What to produce ▸
Extract the records in full, leaving every picture out.

Listed entries ▸
━━━

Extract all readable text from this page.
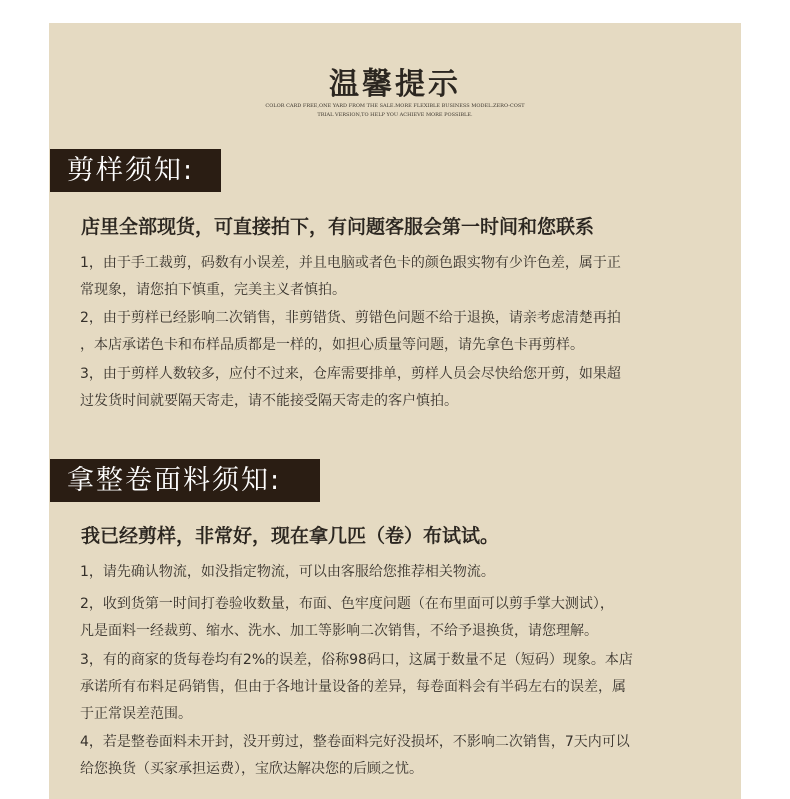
温馨提示
COLOR CARD FREE,ONE YARD FROM THE SALE.MORE FLEXIBLE BUSINESS MODEL.ZERO-COST
TRIAL VERSION,TO HELP YOU ACHIEVE MORE POSSIBLE.
剪样须知:
店里全部现货，可直接拍下，有问题客服会第一时间和您联系
1，由于手工裁剪，码数有小误差，并且电脑或者色卡的颜色跟实物有少许色差，属于正
常现象，请您拍下慎重，完美主义者慎拍。
2，由于剪样已经影响二次销售，非剪错货、剪错色问题不给于退换，请亲考虑清楚再拍
，本店承诺色卡和布样品质都是一样的，如担心质量等问题，请先拿色卡再剪样。
3，由于剪样人数较多，应付不过来，仓库需要排单，剪样人员会尽快给您开剪，如果超
过发货时间就要隔天寄走，请不能接受隔天寄走的客户慎拍。
拿整卷面料须知:
我已经剪样，非常好，现在拿几匹（卷）布试试。
1，请先确认物流，如没指定物流，可以由客服给您推荐相关物流。
2，收到货第一时间打卷验收数量，布面、色牢度问题（在布里面可以剪手掌大测试），
凡是面料一经裁剪、缩水、洗水、加工等影响二次销售，不给予退换货，请您理解。
3，有的商家的货每卷均有2%的误差，俗称98码口，这属于数量不足（短码）现象。本店
承诺所有布料足码销售，但由于各地计量设备的差异，每卷面料会有半码左右的误差，属
于正常误差范围。
4，若是整卷面料未开封，没开剪过，整卷面料完好没损坏，不影响二次销售，7天内可以
给您换货（买家承担运费），宝欣达解决您的后顾之忧。
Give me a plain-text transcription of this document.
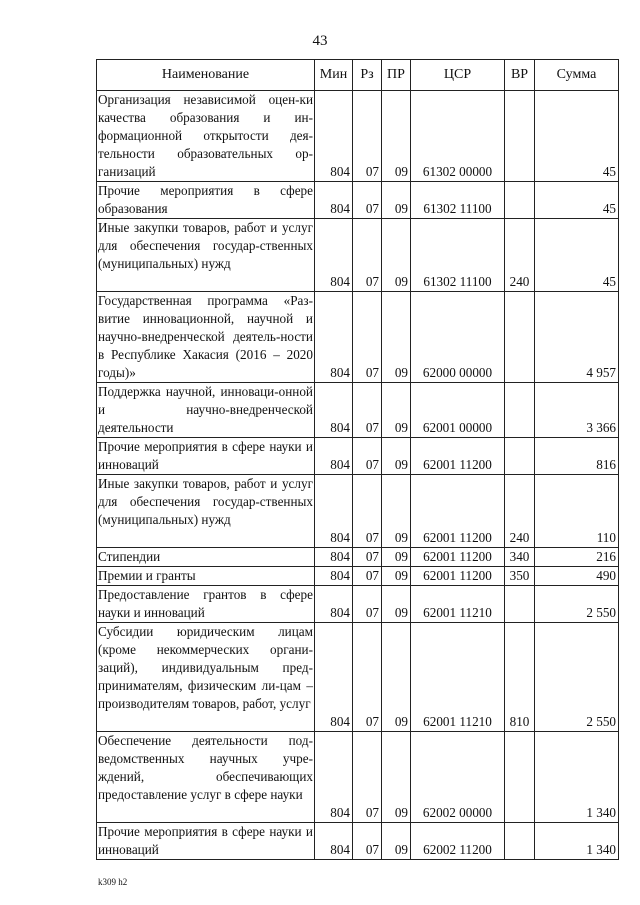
43
Наименование	Мин	Рз	ПР	ЦСР	ВР	Сумма
Организация независимой оцен-ки качества образования и ин-формационной открытости дея-тельности образовательных ор-ганизаций	804	07	09	61302 00000		45
Прочие мероприятия в сфере образования	804	07	09	61302 11100		45
Иные закупки товаров, работ и услуг для обеспечения государ-ственных (муниципальных) нужд	804	07	09	61302 11100	240	45
Государственная программа «Раз-витие инновационной, научной и научно-внедренческой деятель-ности в Республике Хакасия (2016 – 2020 годы)»	804	07	09	62000 00000		4 957
Поддержка научной, инноваци-онной и научно-внедренческой деятельности	804	07	09	62001 00000		3 366
Прочие мероприятия в сфере науки и инноваций	804	07	09	62001 11200		816
Иные закупки товаров, работ и услуг для обеспечения государ-ственных (муниципальных) нужд	804	07	09	62001 11200	240	110
Стипендии	804	07	09	62001 11200	340	216
Премии и гранты	804	07	09	62001 11200	350	490
Предоставление грантов в сфере науки и инноваций	804	07	09	62001 11210		2 550
Субсидии юридическим лицам (кроме некоммерческих органи-заций), индивидуальным пред-принимателям, физическим ли-цам – производителям товаров, работ, услуг	804	07	09	62001 11210	810	2 550
Обеспечение деятельности под-ведомственных научных учре-ждений, обеспечивающих предоставление услуг в сфере науки	804	07	09	62002 00000		1 340
Прочие мероприятия в сфере науки и инноваций	804	07	09	62002 11200		1 340
k309 h2
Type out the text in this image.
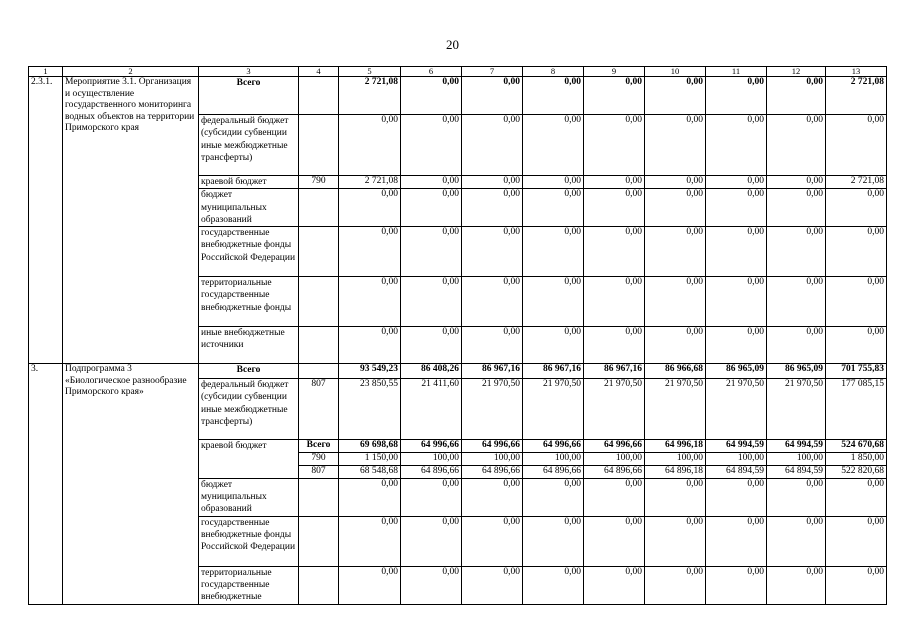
20
1	2	3	4	5	6	7	8	9	10	11	12	13
2.3.1.	Мероприятие 3.1. Организация и осуществление государственного мониторинга водных объектов на территории Приморского края	Всего		2 721,08	0,00	0,00	0,00	0,00	0,00	0,00	0,00	2 721,08
		федеральный бюджет (субсидии субвенции иные межбюджетные трансферты)		0,00	0,00	0,00	0,00	0,00	0,00	0,00	0,00	0,00
		краевой бюджет	790	2 721,08	0,00	0,00	0,00	0,00	0,00	0,00	0,00	2 721,08
		бюджет муниципальных образований		0,00	0,00	0,00	0,00	0,00	0,00	0,00	0,00	0,00
		государственные внебюджетные фонды Российской Федерации		0,00	0,00	0,00	0,00	0,00	0,00	0,00	0,00	0,00
		территориальные государственные внебюджетные фонды		0,00	0,00	0,00	0,00	0,00	0,00	0,00	0,00	0,00
		иные внебюджетные источники		0,00	0,00	0,00	0,00	0,00	0,00	0,00	0,00	0,00
3.	Подпрограмма 3 «Биологическое разнообразие Приморского края»	Всего		93 549,23	86 408,26	86 967,16	86 967,16	86 967,16	86 966,68	86 965,09	86 965,09	701 755,83
		федеральный бюджет (субсидии субвенции иные межбюджетные трансферты)	807	23 850,55	21 411,60	21 970,50	21 970,50	21 970,50	21 970,50	21 970,50	21 970,50	177 085,15
		краевой бюджет	Всего	69 698,68	64 996,66	64 996,66	64 996,66	64 996,66	64 996,18	64 994,59	64 994,59	524 670,68
			790	1 150,00	100,00	100,00	100,00	100,00	100,00	100,00	100,00	1 850,00
			807	68 548,68	64 896,66	64 896,66	64 896,66	64 896,66	64 896,18	64 894,59	64 894,59	522 820,68
		бюджет муниципальных образований		0,00	0,00	0,00	0,00	0,00	0,00	0,00	0,00	0,00
		государственные внебюджетные фонды Российской Федерации		0,00	0,00	0,00	0,00	0,00	0,00	0,00	0,00	0,00
		территориальные государственные внебюджетные		0,00	0,00	0,00	0,00	0,00	0,00	0,00	0,00	0,00
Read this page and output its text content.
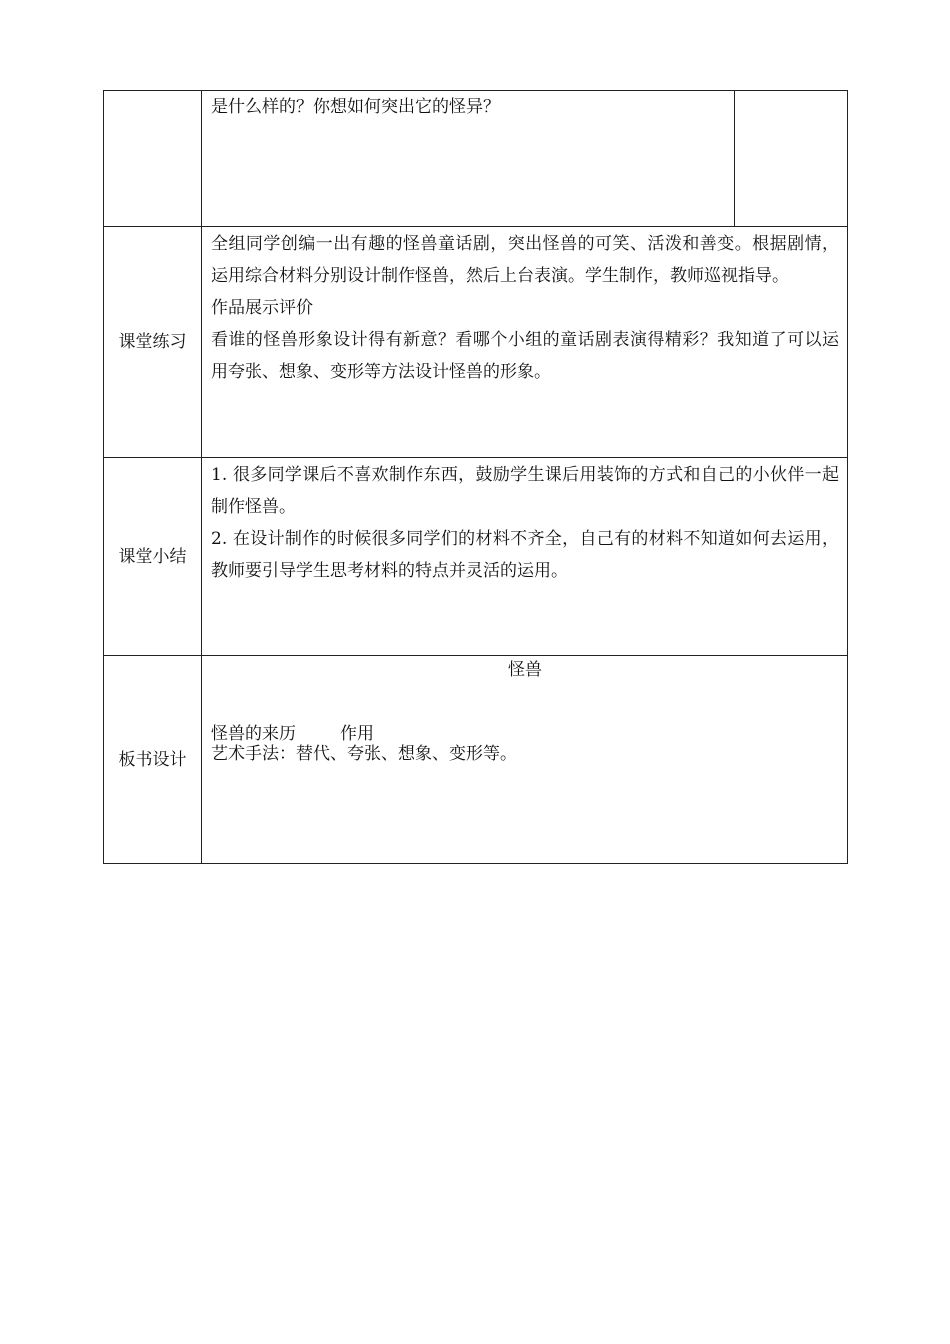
	是什么样的？你想如何突出它的怪异？

课堂练习	全组同学创编一出有趣的怪兽童话剧，突出怪兽的可笑、活泼和善变。根据剧情，运用综合材料分别设计制作怪兽，然后上台表演。学生制作，教师巡视指导。

作品展示评价

看谁的怪兽形象设计得有新意？看哪个小组的童话剧表演得精彩？我知道了可以运用夸张、想象、变形等方法设计怪兽的形象。

课堂小结	1. 很多同学课后不喜欢制作东西，鼓励学生课后用装饰的方式和自己的小伙伴一起制作怪兽。

2. 在设计制作的时候很多同学们的材料不齐全，自己有的材料不知道如何去运用，教师要引导学生思考材料的特点并灵活的运用。

板书设计	怪兽

怪兽的来历 作用

艺术手法：替代、夸张、想象、变形等。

━━━

Completed task ▸
Extract all readable text from this page.
温馨提示
COLOR CARD FREE,ONE YARD FROM THE SALE.MORE FLEXIBLE BUSINESS MODEL.ZERO-COST
TRIAL VERSION,TO HELP YOU ACHIEVE MORE POSSIBLE.
剪样须知:
店里全部现货，可直接拍下，有问题客服会第一时间和您联系
1，由于手工裁剪，码数有小误差，并且电脑或者色卡的颜色跟实物有少许色差，属于正
常现象，请您拍下慎重，完美主义者慎拍。
2，由于剪样已经影响二次销售，非剪错货、剪错色问题不给于退换，请亲考虑清楚再拍
，本店承诺色卡和布样品质都是一样的，如担心质量等问题，请先拿色卡再剪样。
3，由于剪样人数较多，应付不过来，仓库需要排单，剪样人员会尽快给您开剪，如果超
过发货时间就要隔天寄走，请不能接受隔天寄走的客户慎拍。
拿整卷面料须知:
我已经剪样，非常好，现在拿几匹（卷）布试试。
1，请先确认物流，如没指定物流，可以由客服给您推荐相关物流。
2，收到货第一时间打卷验收数量，布面、色牢度问题（在布里面可以剪手掌大测试），
凡是面料一经裁剪、缩水、洗水、加工等影响二次销售，不给予退换货，请您理解。
3，有的商家的货每卷均有2%的误差，俗称98码口，这属于数量不足（短码）现象。本店
承诺所有布料足码销售，但由于各地计量设备的差异，每卷面料会有半码左右的误差，属
于正常误差范围。
4，若是整卷面料未开封，没开剪过，整卷面料完好没损坏，不影响二次销售，7天内可以
给您换货（买家承担运费），宝欣达解决您的后顾之忧。
Give me a plain-text transcription of this document.
43
Наименование	Мин	Рз	ПР	ЦСР	ВР	Сумма
Организация независимой оцен-ки качества образования и ин-формационной открытости дея-тельности образовательных ор-ганизаций	804	07	09	61302 00000		45
Прочие мероприятия в сфере образования	804	07	09	61302 11100		45
Иные закупки товаров, работ и услуг для обеспечения государ-ственных (муниципальных) нужд	804	07	09	61302 11100	240	45
Государственная программа «Раз-витие инновационной, научной и научно-внедренческой деятель-ности в Республике Хакасия (2016 – 2020 годы)»	804	07	09	62000 00000		4 957
Поддержка научной, инноваци-онной и научно-внедренческой деятельности	804	07	09	62001 00000		3 366
Прочие мероприятия в сфере науки и инноваций	804	07	09	62001 11200		816
Иные закупки товаров, работ и услуг для обеспечения государ-ственных (муниципальных) нужд	804	07	09	62001 11200	240	110
Стипендии	804	07	09	62001 11200	340	216
Премии и гранты	804	07	09	62001 11200	350	490
Предоставление грантов в сфере науки и инноваций	804	07	09	62001 11210		2 550
Субсидии юридическим лицам (кроме некоммерческих органи-заций), индивидуальным пред-принимателям, физическим ли-цам – производителям товаров, работ, услуг	804	07	09	62001 11210	810	2 550
Обеспечение деятельности под-ведомственных научных учре-ждений, обеспечивающих предоставление услуг в сфере науки	804	07	09	62002 00000		1 340
Прочие мероприятия в сфере науки и инноваций	804	07	09	62002 11200		1 340
k309 h2
Type out the text in this image.
20
1	2	3	4	5	6	7	8	9	10	11	12	13
2.3.1.	Мероприятие 3.1. Организация и осуществление государственного мониторинга водных объектов на территории Приморского края	Всего		2 721,08	0,00	0,00	0,00	0,00	0,00	0,00	0,00	2 721,08
		федеральный бюджет (субсидии субвенции иные межбюджетные трансферты)		0,00	0,00	0,00	0,00	0,00	0,00	0,00	0,00	0,00
		краевой бюджет	790	2 721,08	0,00	0,00	0,00	0,00	0,00	0,00	0,00	2 721,08
		бюджет муниципальных образований		0,00	0,00	0,00	0,00	0,00	0,00	0,00	0,00	0,00
		государственные внебюджетные фонды Российской Федерации		0,00	0,00	0,00	0,00	0,00	0,00	0,00	0,00	0,00
		территориальные государственные внебюджетные фонды		0,00	0,00	0,00	0,00	0,00	0,00	0,00	0,00	0,00
		иные внебюджетные источники		0,00	0,00	0,00	0,00	0,00	0,00	0,00	0,00	0,00
3.	Подпрограмма 3 «Биологическое разнообразие Приморского края»	Всего		93 549,23	86 408,26	86 967,16	86 967,16	86 967,16	86 966,68	86 965,09	86 965,09	701 755,83
		федеральный бюджет (субсидии субвенции иные межбюджетные трансферты)	807	23 850,55	21 411,60	21 970,50	21 970,50	21 970,50	21 970,50	21 970,50	21 970,50	177 085,15
		краевой бюджет	Всего	69 698,68	64 996,66	64 996,66	64 996,66	64 996,66	64 996,18	64 994,59	64 994,59	524 670,68
			790	1 150,00	100,00	100,00	100,00	100,00	100,00	100,00	100,00	1 850,00
			807	68 548,68	64 896,66	64 896,66	64 896,66	64 896,66	64 896,18	64 894,59	64 894,59	522 820,68
		бюджет муниципальных образований		0,00	0,00	0,00	0,00	0,00	0,00	0,00	0,00	0,00
		государственные внебюджетные фонды Российской Федерации		0,00	0,00	0,00	0,00	0,00	0,00	0,00	0,00	0,00
		территориальные государственные внебюджетные		0,00	0,00	0,00	0,00	0,00	0,00	0,00	0,00	0,00
Read this page and output its text content.
	是什么样的？你想如何突出它的怪异？

课堂练习	全组同学创编一出有趣的怪兽童话剧，突出怪兽的可笑、活泼和善变。根据剧情，运用综合材料分别设计制作怪兽，然后上台表演。学生制作，教师巡视指导。

作品展示评价

看谁的怪兽形象设计得有新意？看哪个小组的童话剧表演得精彩？我知道了可以运用夸张、想象、变形等方法设计怪兽的形象。

课堂小结	1. 很多同学课后不喜欢制作东西，鼓励学生课后用装饰的方式和自己的小伙伴一起制作怪兽。

2. 在设计制作的时候很多同学们的材料不齐全，自己有的材料不知道如何去运用，教师要引导学生思考材料的特点并灵活的运用。

板书设计	怪兽

怪兽的来历 作用

艺术手法：替代、夸张、想象、变形等。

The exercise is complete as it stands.